## PROBLEM:
Return the number of lines that contain the word "much", and return nothing else.

########

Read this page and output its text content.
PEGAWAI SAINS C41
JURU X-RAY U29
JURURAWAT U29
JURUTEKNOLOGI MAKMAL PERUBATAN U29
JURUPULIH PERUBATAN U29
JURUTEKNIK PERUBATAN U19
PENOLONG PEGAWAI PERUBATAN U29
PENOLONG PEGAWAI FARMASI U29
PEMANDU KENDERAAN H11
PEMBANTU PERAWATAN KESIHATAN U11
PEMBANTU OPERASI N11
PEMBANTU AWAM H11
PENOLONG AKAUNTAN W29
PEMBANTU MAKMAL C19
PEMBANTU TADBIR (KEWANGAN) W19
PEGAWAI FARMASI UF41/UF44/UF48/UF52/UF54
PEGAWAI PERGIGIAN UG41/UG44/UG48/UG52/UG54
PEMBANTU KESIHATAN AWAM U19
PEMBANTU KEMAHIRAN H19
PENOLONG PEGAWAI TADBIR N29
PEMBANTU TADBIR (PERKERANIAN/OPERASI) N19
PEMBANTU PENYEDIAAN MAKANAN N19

########

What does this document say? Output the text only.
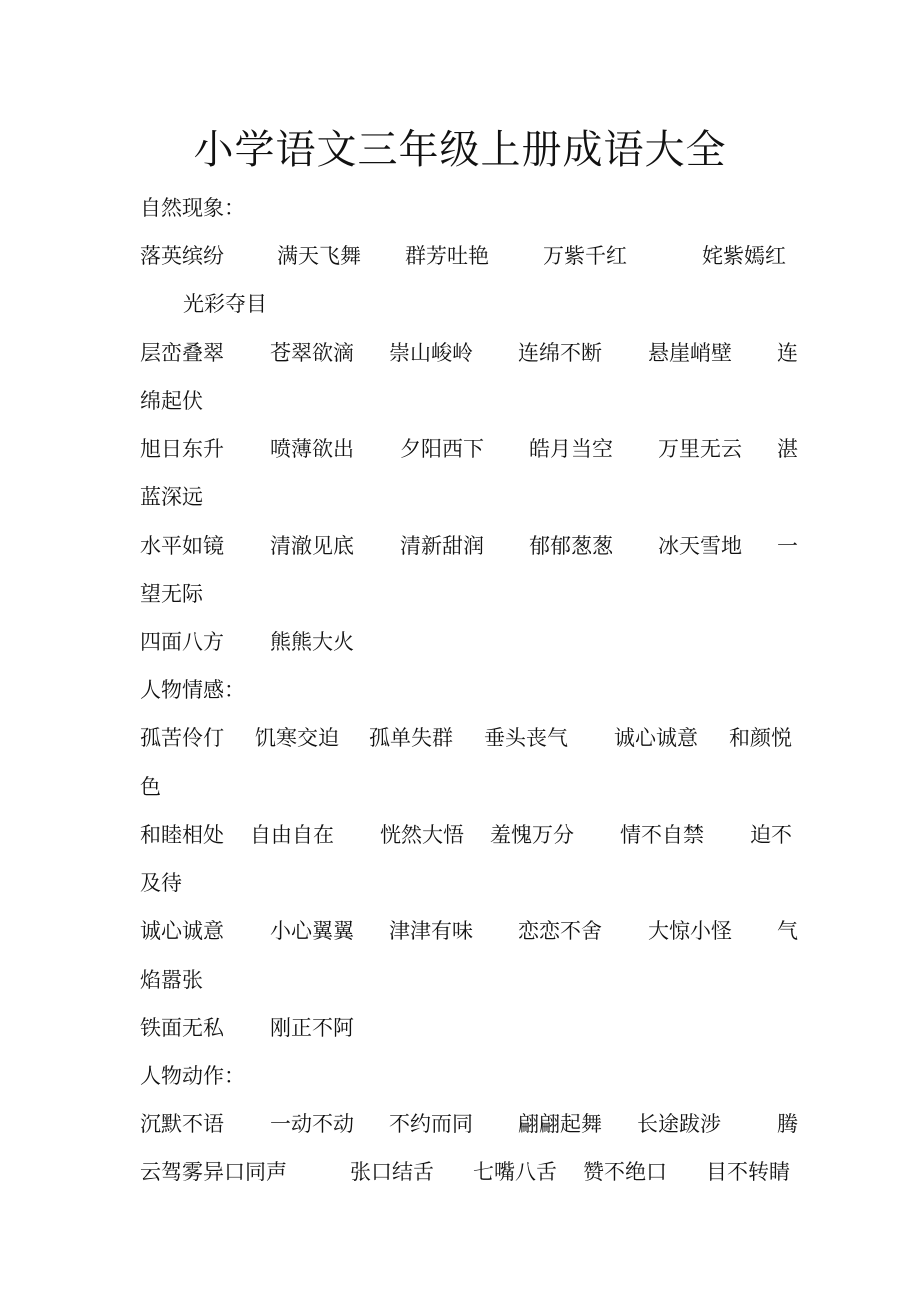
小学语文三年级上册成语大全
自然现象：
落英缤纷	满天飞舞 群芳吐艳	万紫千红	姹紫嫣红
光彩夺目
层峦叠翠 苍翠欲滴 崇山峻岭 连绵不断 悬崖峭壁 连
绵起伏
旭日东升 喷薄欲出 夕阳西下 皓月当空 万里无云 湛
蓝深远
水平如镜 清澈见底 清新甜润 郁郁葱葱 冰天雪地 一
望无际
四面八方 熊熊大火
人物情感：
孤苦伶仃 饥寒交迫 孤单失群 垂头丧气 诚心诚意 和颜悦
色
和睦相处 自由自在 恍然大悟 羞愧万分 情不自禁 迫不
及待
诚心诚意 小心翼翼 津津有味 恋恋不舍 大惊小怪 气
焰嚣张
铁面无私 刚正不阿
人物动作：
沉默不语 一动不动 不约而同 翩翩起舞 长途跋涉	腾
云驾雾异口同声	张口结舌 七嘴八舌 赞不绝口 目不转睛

########

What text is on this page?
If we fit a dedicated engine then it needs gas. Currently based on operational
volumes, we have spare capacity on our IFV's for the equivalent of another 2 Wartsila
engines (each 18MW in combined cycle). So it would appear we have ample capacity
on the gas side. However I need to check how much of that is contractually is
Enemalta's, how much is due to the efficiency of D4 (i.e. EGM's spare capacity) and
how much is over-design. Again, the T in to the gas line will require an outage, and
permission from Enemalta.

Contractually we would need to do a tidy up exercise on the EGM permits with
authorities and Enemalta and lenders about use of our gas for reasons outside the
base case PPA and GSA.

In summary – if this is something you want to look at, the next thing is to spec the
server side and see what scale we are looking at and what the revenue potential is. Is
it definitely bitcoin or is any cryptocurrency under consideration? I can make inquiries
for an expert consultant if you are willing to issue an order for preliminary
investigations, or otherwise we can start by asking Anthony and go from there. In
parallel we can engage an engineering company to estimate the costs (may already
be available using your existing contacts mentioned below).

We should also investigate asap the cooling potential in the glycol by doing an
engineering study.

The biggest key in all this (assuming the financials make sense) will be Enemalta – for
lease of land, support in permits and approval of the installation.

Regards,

########

## RESULT:
3